-------- Data excerpts
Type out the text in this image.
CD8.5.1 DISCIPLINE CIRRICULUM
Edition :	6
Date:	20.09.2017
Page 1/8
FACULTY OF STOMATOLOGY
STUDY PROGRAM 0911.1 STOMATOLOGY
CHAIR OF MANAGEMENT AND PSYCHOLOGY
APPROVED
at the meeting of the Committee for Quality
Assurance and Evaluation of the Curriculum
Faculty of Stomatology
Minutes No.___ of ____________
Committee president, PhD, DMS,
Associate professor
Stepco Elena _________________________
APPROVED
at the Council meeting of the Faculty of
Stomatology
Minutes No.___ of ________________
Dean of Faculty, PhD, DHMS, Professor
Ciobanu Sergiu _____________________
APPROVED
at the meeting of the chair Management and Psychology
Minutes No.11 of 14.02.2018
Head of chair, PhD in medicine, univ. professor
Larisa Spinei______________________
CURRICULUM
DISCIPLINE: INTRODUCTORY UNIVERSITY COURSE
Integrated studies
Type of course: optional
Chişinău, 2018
----------------
Transcribe the material above in its entirety. Match it exactly.

Type out the text in this image.
CD8.5.1 DISCIPLINE CIRRICULUM
Edition :	6
Date:	20.09.2017
Page 1/8
FACULTY OF STOMATOLOGY
STUDY PROGRAM 0911.1 STOMATOLOGY
CHAIR OF MANAGEMENT AND PSYCHOLOGY
APPROVED
at the meeting of the Committee for Quality
Assurance and Evaluation of the Curriculum
Faculty of Stomatology
Minutes No.___ of ____________
Committee president, PhD, DMS,
Associate professor
Stepco Elena _________________________
APPROVED
at the Council meeting of the Faculty of
Stomatology
Minutes No.___ of ________________
Dean of Faculty, PhD, DHMS, Professor
Ciobanu Sergiu _____________________
APPROVED
at the meeting of the chair Management and Psychology
Minutes No.11 of 14.02.2018
Head of chair, PhD in medicine, univ. professor
Larisa Spinei______________________
CURRICULUM
DISCIPLINE: INTRODUCTORY UNIVERSITY COURSE
Integrated studies
Type of course: optional
Chişinău, 2018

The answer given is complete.